_EXERCISE DESCRIPTION:_ Transcribe all of the records precisely as they are presented.
---------- AVAILABLE DATA ----------
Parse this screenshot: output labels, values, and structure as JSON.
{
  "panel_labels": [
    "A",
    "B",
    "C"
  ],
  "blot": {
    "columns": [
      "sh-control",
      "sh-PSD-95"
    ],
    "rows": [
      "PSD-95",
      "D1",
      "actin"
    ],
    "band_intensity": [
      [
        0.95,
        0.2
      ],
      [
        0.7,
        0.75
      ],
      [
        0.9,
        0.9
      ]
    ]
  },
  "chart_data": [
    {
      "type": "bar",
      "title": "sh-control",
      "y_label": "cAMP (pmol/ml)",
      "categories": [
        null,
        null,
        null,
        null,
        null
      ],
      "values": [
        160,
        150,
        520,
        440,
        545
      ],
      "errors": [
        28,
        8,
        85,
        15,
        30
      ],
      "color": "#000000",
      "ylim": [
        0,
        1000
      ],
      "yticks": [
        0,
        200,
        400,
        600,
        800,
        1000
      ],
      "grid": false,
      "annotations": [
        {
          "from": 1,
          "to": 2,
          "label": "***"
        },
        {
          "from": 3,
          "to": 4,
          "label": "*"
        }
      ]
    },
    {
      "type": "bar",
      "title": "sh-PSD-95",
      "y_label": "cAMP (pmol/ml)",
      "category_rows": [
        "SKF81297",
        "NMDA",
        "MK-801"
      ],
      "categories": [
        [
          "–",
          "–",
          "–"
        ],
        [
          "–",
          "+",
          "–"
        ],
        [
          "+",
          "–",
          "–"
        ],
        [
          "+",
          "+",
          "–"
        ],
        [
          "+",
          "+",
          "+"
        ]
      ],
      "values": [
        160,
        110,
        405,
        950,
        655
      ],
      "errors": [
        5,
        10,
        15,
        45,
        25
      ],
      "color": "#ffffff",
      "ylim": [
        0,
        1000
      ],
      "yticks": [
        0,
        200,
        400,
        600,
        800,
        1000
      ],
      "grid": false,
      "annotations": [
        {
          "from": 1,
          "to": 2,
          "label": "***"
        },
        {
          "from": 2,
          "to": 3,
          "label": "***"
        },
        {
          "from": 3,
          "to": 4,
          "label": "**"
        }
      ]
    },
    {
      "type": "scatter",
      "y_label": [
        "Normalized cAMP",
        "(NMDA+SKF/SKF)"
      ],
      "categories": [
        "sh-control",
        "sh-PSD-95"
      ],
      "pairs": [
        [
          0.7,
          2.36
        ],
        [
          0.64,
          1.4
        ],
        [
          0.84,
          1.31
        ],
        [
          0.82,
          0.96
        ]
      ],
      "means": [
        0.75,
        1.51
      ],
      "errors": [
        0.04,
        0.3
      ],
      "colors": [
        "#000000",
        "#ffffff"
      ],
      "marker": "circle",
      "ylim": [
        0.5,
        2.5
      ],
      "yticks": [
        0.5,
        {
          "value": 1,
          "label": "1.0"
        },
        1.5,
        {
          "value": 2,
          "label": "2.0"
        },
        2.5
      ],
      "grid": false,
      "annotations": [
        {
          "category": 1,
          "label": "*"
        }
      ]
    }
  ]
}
----------
_SOLUTION TO THIS TASK:_
Parse this screenshot: output labels, values, and structure as JSON.
{
  "panel_labels": [
    "A",
    "B",
    "C"
  ],
  "blot": {
    "columns": [
      "sh-control",
      "sh-PSD-95"
    ],
    "rows": [
      "PSD-95",
      "D1",
      "actin"
    ],
    "band_intensity": [
      [
        0.95,
        0.2
      ],
      [
        0.7,
        0.75
      ],
      [
        0.9,
        0.9
      ]
    ]
  },
  "chart_data": [
    {
      "type": "bar",
      "title": "sh-control",
      "y_label": "cAMP (pmol/ml)",
      "categories": [
        null,
        null,
        null,
        null,
        null
      ],
      "values": [
        160,
        150,
        520,
        440,
        545
      ],
      "errors": [
        28,
        8,
        85,
        15,
        30
      ],
      "color": "#000000",
      "ylim": [
        0,
        1000
      ],
      "yticks": [
        0,
        200,
        400,
        600,
        800,
        1000
      ],
      "grid": false,
      "annotations": [
        {
          "from": 1,
          "to": 2,
          "label": "***"
        },
        {
          "from": 3,
          "to": 4,
          "label": "*"
        }
      ]
    },
    {
      "type": "bar",
      "title": "sh-PSD-95",
      "y_label": "cAMP (pmol/ml)",
      "category_rows": [
        "SKF81297",
        "NMDA",
        "MK-801"
      ],
      "categories": [
        [
          "–",
          "–",
          "–"
        ],
        [
          "–",
          "+",
          "–"
        ],
        [
          "+",
          "–",
          "–"
        ],
        [
          "+",
          "+",
          "–"
        ],
        [
          "+",
          "+",
          "+"
        ]
      ],
      "values": [
        160,
        110,
        405,
        950,
        655
      ],
      "errors": [
        5,
        10,
        15,
        45,
        25
      ],
      "color": "#ffffff",
      "ylim": [
        0,
        1000
      ],
      "yticks": [
        0,
        200,
        400,
        600,
        800,
        1000
      ],
      "grid": false,
      "annotations": [
        {
          "from": 1,
          "to": 2,
          "label": "***"
        },
        {
          "from": 2,
          "to": 3,
          "label": "***"
        },
        {
          "from": 3,
          "to": 4,
          "label": "**"
        }
      ]
    },
    {
      "type": "scatter",
      "y_label": [
        "Normalized cAMP",
        "(NMDA+SKF/SKF)"
      ],
      "categories": [
        "sh-control",
        "sh-PSD-95"
      ],
      "pairs": [
        [
          0.7,
          2.36
        ],
        [
          0.64,
          1.4
        ],
        [
          0.84,
          1.31
        ],
        [
          0.82,
          0.96
        ]
      ],
      "means": [
        0.75,
        1.51
      ],
      "errors": [
        0.04,
        0.3
      ],
      "colors": [
        "#000000",
        "#ffffff"
      ],
      "marker": "circle",
      "ylim": [
        0.5,
        2.5
      ],
      "yticks": [
        0.5,
        {
          "value": 1,
          "label": "1.0"
        },
        1.5,
        {
          "value": 2,
          "label": "2.0"
        },
        2.5
      ],
      "grid": false,
      "annotations": [
        {
          "category": 1,
          "label": "*"
        }
      ]
    }
  ]
}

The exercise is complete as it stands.